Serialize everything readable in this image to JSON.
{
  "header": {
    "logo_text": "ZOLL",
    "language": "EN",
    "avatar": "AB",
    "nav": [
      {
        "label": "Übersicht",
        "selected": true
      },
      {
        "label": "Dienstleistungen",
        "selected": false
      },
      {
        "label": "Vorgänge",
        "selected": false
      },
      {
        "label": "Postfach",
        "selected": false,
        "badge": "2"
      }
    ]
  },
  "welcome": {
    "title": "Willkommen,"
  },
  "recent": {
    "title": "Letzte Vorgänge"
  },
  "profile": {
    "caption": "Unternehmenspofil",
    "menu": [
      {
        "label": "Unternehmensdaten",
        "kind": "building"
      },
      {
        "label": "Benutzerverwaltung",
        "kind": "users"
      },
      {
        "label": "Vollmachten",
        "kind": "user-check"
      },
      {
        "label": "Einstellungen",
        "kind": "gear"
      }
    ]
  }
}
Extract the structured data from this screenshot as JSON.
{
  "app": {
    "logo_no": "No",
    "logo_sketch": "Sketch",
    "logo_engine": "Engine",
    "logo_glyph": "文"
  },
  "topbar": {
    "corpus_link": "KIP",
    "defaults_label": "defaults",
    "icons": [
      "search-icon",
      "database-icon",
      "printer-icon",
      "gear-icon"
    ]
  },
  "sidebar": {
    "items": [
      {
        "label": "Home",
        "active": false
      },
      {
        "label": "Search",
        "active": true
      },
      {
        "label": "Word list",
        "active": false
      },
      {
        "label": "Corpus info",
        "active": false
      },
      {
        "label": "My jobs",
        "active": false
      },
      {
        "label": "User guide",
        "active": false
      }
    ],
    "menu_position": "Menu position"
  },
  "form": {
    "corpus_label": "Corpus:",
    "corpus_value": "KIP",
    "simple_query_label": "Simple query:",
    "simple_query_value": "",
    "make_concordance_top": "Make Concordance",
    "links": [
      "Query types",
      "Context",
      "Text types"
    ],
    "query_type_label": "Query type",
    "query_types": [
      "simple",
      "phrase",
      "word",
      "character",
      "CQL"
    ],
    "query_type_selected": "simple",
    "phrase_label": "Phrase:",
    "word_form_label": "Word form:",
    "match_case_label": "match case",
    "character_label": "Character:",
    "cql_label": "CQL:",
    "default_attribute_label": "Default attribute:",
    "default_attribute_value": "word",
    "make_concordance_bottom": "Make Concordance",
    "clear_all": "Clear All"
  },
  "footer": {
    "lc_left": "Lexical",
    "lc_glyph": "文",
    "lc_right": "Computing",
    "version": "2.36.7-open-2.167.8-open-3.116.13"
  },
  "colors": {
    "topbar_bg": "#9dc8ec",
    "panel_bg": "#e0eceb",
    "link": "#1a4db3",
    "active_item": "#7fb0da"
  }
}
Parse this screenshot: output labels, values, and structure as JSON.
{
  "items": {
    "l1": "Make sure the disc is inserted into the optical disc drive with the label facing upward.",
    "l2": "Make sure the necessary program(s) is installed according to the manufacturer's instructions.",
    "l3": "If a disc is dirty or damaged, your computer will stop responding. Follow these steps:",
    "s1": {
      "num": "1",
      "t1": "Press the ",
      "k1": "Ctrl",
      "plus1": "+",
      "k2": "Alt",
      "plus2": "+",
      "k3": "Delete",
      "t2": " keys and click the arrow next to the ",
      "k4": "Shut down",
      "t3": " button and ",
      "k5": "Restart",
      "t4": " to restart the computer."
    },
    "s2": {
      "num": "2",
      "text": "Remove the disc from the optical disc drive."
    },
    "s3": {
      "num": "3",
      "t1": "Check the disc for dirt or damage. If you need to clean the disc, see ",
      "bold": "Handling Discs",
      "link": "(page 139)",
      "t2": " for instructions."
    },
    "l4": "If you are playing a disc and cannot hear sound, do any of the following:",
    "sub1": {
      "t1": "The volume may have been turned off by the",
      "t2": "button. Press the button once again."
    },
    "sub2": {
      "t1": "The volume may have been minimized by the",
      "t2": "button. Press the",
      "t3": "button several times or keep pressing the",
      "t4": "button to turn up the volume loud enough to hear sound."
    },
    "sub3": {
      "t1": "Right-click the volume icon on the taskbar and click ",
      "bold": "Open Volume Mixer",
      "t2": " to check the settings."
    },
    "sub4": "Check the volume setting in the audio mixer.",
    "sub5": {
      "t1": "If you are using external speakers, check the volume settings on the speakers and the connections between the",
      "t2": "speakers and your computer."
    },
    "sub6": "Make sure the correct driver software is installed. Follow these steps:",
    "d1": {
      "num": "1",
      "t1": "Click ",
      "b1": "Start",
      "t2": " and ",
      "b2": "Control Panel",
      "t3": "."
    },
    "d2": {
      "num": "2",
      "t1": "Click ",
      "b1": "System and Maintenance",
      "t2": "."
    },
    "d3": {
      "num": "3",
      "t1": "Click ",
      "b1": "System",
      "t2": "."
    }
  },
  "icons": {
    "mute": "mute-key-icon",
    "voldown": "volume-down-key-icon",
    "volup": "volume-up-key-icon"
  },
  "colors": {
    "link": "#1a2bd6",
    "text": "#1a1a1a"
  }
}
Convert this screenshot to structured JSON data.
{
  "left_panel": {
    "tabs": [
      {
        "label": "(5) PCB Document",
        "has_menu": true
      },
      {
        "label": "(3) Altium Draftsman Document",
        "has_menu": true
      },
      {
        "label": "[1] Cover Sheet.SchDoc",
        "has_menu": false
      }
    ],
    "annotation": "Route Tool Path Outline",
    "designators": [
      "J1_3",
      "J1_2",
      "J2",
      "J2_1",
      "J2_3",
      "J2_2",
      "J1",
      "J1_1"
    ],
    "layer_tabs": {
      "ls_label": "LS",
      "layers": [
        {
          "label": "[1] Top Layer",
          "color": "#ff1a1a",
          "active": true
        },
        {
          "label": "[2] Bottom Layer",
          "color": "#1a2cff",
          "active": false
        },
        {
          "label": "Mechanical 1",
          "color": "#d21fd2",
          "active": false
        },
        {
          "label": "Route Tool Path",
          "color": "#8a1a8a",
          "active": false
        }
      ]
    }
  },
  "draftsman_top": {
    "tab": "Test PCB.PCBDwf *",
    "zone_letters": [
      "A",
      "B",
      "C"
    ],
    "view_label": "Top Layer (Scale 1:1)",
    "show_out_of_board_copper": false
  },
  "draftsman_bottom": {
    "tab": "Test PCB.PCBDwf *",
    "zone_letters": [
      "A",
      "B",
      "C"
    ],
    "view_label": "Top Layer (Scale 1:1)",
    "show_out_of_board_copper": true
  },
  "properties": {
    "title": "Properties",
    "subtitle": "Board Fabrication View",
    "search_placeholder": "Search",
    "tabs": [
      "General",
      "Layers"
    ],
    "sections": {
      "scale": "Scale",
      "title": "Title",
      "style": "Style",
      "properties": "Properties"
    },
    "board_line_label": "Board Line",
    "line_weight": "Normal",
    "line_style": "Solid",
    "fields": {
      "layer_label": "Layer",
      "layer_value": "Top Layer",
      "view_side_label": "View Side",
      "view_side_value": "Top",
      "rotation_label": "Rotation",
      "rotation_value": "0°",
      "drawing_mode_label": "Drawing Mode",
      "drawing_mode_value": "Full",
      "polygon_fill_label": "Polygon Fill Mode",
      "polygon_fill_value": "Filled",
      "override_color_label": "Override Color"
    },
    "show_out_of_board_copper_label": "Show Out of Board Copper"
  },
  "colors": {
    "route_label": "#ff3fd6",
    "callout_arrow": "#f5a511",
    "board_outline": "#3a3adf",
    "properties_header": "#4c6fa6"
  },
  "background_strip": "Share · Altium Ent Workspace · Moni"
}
+ + +
What is required: Copy all the entries verbatim.

Written solution:
Serialize everything readable in this image to JSON.
{
  "header": {
    "logo_text": "ZOLL",
    "language": "EN",
    "avatar": "AB",
    "nav": [
      {
        "label": "Übersicht",
        "selected": true
      },
      {
        "label": "Dienstleistungen",
        "selected": false
      },
      {
        "label": "Vorgänge",
        "selected": false
      },
      {
        "label": "Postfach",
        "selected": false,
        "badge": "2"
      }
    ]
  },
  "welcome": {
    "title": "Willkommen,"
  },
  "recent": {
    "title": "Letzte Vorgänge"
  },
  "profile": {
    "caption": "Unternehmenspofil",
    "menu": [
      {
        "label": "Unternehmensdaten",
        "kind": "building"
      },
      {
        "label": "Benutzerverwaltung",
        "kind": "users"
      },
      {
        "label": "Vollmachten",
        "kind": "user-check"
      },
      {
        "label": "Einstellungen",
        "kind": "gear"
      }
    ]
  }
}
Extract the structured data from this screenshot as JSON.
{
  "app": {
    "logo_no": "No",
    "logo_sketch": "Sketch",
    "logo_engine": "Engine",
    "logo_glyph": "文"
  },
  "topbar": {
    "corpus_link": "KIP",
    "defaults_label": "defaults",
    "icons": [
      "search-icon",
      "database-icon",
      "printer-icon",
      "gear-icon"
    ]
  },
  "sidebar": {
    "items": [
      {
        "label": "Home",
        "active": false
      },
      {
        "label": "Search",
        "active": true
      },
      {
        "label": "Word list",
        "active": false
      },
      {
        "label": "Corpus info",
        "active": false
      },
      {
        "label": "My jobs",
        "active": false
      },
      {
        "label": "User guide",
        "active": false
      }
    ],
    "menu_position": "Menu position"
  },
  "form": {
    "corpus_label": "Corpus:",
    "corpus_value": "KIP",
    "simple_query_label": "Simple query:",
    "simple_query_value": "",
    "make_concordance_top": "Make Concordance",
    "links": [
      "Query types",
      "Context",
      "Text types"
    ],
    "query_type_label": "Query type",
    "query_types": [
      "simple",
      "phrase",
      "word",
      "character",
      "CQL"
    ],
    "query_type_selected": "simple",
    "phrase_label": "Phrase:",
    "word_form_label": "Word form:",
    "match_case_label": "match case",
    "character_label": "Character:",
    "cql_label": "CQL:",
    "default_attribute_label": "Default attribute:",
    "default_attribute_value": "word",
    "make_concordance_bottom": "Make Concordance",
    "clear_all": "Clear All"
  },
  "footer": {
    "lc_left": "Lexical",
    "lc_glyph": "文",
    "lc_right": "Computing",
    "version": "2.36.7-open-2.167.8-open-3.116.13"
  },
  "colors": {
    "topbar_bg": "#9dc8ec",
    "panel_bg": "#e0eceb",
    "link": "#1a4db3",
    "active_item": "#7fb0da"
  }
}
Parse this screenshot: output labels, values, and structure as JSON.
{
  "items": {
    "l1": "Make sure the disc is inserted into the optical disc drive with the label facing upward.",
    "l2": "Make sure the necessary program(s) is installed according to the manufacturer's instructions.",
    "l3": "If a disc is dirty or damaged, your computer will stop responding. Follow these steps:",
    "s1": {
      "num": "1",
      "t1": "Press the ",
      "k1": "Ctrl",
      "plus1": "+",
      "k2": "Alt",
      "plus2": "+",
      "k3": "Delete",
      "t2": " keys and click the arrow next to the ",
      "k4": "Shut down",
      "t3": " button and ",
      "k5": "Restart",
      "t4": " to restart the computer."
    },
    "s2": {
      "num": "2",
      "text": "Remove the disc from the optical disc drive."
    },
    "s3": {
      "num": "3",
      "t1": "Check the disc for dirt or damage. If you need to clean the disc, see ",
      "bold": "Handling Discs",
      "link": "(page 139)",
      "t2": " for instructions."
    },
    "l4": "If you are playing a disc and cannot hear sound, do any of the following:",
    "sub1": {
      "t1": "The volume may have been turned off by the",
      "t2": "button. Press the button once again."
    },
    "sub2": {
      "t1": "The volume may have been minimized by the",
      "t2": "button. Press the",
      "t3": "button several times or keep pressing the",
      "t4": "button to turn up the volume loud enough to hear sound."
    },
    "sub3": {
      "t1": "Right-click the volume icon on the taskbar and click ",
      "bold": "Open Volume Mixer",
      "t2": " to check the settings."
    },
    "sub4": "Check the volume setting in the audio mixer.",
    "sub5": {
      "t1": "If you are using external speakers, check the volume settings on the speakers and the connections between the",
      "t2": "speakers and your computer."
    },
    "sub6": "Make sure the correct driver software is installed. Follow these steps:",
    "d1": {
      "num": "1",
      "t1": "Click ",
      "b1": "Start",
      "t2": " and ",
      "b2": "Control Panel",
      "t3": "."
    },
    "d2": {
      "num": "2",
      "t1": "Click ",
      "b1": "System and Maintenance",
      "t2": "."
    },
    "d3": {
      "num": "3",
      "t1": "Click ",
      "b1": "System",
      "t2": "."
    }
  },
  "icons": {
    "mute": "mute-key-icon",
    "voldown": "volume-down-key-icon",
    "volup": "volume-up-key-icon"
  },
  "colors": {
    "link": "#1a2bd6",
    "text": "#1a1a1a"
  }
}
Convert this screenshot to structured JSON data.
{
  "left_panel": {
    "tabs": [
      {
        "label": "(5) PCB Document",
        "has_menu": true
      },
      {
        "label": "(3) Altium Draftsman Document",
        "has_menu": true
      },
      {
        "label": "[1] Cover Sheet.SchDoc",
        "has_menu": false
      }
    ],
    "annotation": "Route Tool Path Outline",
    "designators": [
      "J1_3",
      "J1_2",
      "J2",
      "J2_1",
      "J2_3",
      "J2_2",
      "J1",
      "J1_1"
    ],
    "layer_tabs": {
      "ls_label": "LS",
      "layers": [
        {
          "label": "[1] Top Layer",
          "color": "#ff1a1a",
          "active": true
        },
        {
          "label": "[2] Bottom Layer",
          "color": "#1a2cff",
          "active": false
        },
        {
          "label": "Mechanical 1",
          "color": "#d21fd2",
          "active": false
        },
        {
          "label": "Route Tool Path",
          "color": "#8a1a8a",
          "active": false
        }
      ]
    }
  },
  "draftsman_top": {
    "tab": "Test PCB.PCBDwf *",
    "zone_letters": [
      "A",
      "B",
      "C"
    ],
    "view_label": "Top Layer (Scale 1:1)",
    "show_out_of_board_copper": false
  },
  "draftsman_bottom": {
    "tab": "Test PCB.PCBDwf *",
    "zone_letters": [
      "A",
      "B",
      "C"
    ],
    "view_label": "Top Layer (Scale 1:1)",
    "show_out_of_board_copper": true
  },
  "properties": {
    "title": "Properties",
    "subtitle": "Board Fabrication View",
    "search_placeholder": "Search",
    "tabs": [
      "General",
      "Layers"
    ],
    "sections": {
      "scale": "Scale",
      "title": "Title",
      "style": "Style",
      "properties": "Properties"
    },
    "board_line_label": "Board Line",
    "line_weight": "Normal",
    "line_style": "Solid",
    "fields": {
      "layer_label": "Layer",
      "layer_value": "Top Layer",
      "view_side_label": "View Side",
      "view_side_value": "Top",
      "rotation_label": "Rotation",
      "rotation_value": "0°",
      "drawing_mode_label": "Drawing Mode",
      "drawing_mode_value": "Full",
      "polygon_fill_label": "Polygon Fill Mode",
      "polygon_fill_value": "Filled",
      "override_color_label": "Override Color"
    },
    "show_out_of_board_copper_label": "Show Out of Board Copper"
  },
  "colors": {
    "route_label": "#ff3fd6",
    "callout_arrow": "#f5a511",
    "board_outline": "#3a3adf",
    "properties_header": "#4c6fa6"
  },
  "background_strip": "Share · Altium Ent Workspace · Moni"
}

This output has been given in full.